## Your instructions
Collect all lines below with the string "大家欢迎".

-- Start of Data records --

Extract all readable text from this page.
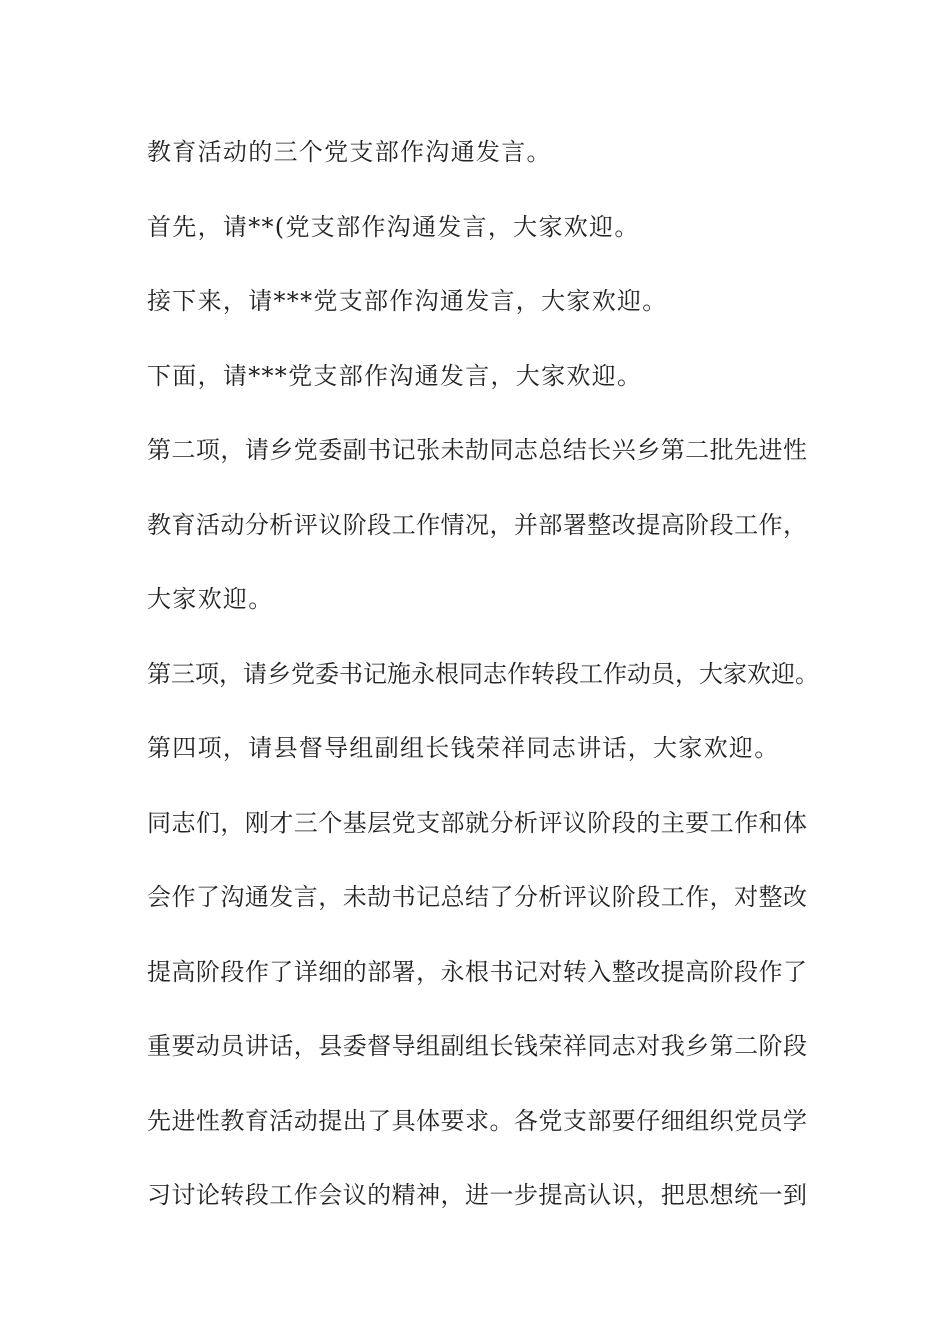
教育活动的三个党支部作沟通发言。
首先，请**(党支部作沟通发言，大家欢迎。
接下来，请***党支部作沟通发言，大家欢迎。
下面，请***党支部作沟通发言，大家欢迎。
第二项，请乡党委副书记张未劼同志总结长兴乡第二批先进性
教育活动分析评议阶段工作情况，并部署整改提高阶段工作，
大家欢迎。
第三项，请乡党委书记施永根同志作转段工作动员，大家欢迎。
第四项，请县督导组副组长钱荣祥同志讲话，大家欢迎。
同志们，刚才三个基层党支部就分析评议阶段的主要工作和体
会作了沟通发言，未劼书记总结了分析评议阶段工作，对整改
提高阶段作了详细的部署，永根书记对转入整改提高阶段作了
重要动员讲话，县委督导组副组长钱荣祥同志对我乡第二阶段
先进性教育活动提出了具体要求。各党支部要仔细组织党员学
习讨论转段工作会议的精神，进一步提高认识，把思想统一到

-- End of Data records --

## Task response
首先，请**(党支部作沟通发言，大家欢迎。
接下来，请***党支部作沟通发言，大家欢迎。
下面，请***党支部作沟通发言，大家欢迎。
大家欢迎。
第三项，请乡党委书记施永根同志作转段工作动员，大家欢迎。
第四项，请县督导组副组长钱荣祥同志讲话，大家欢迎。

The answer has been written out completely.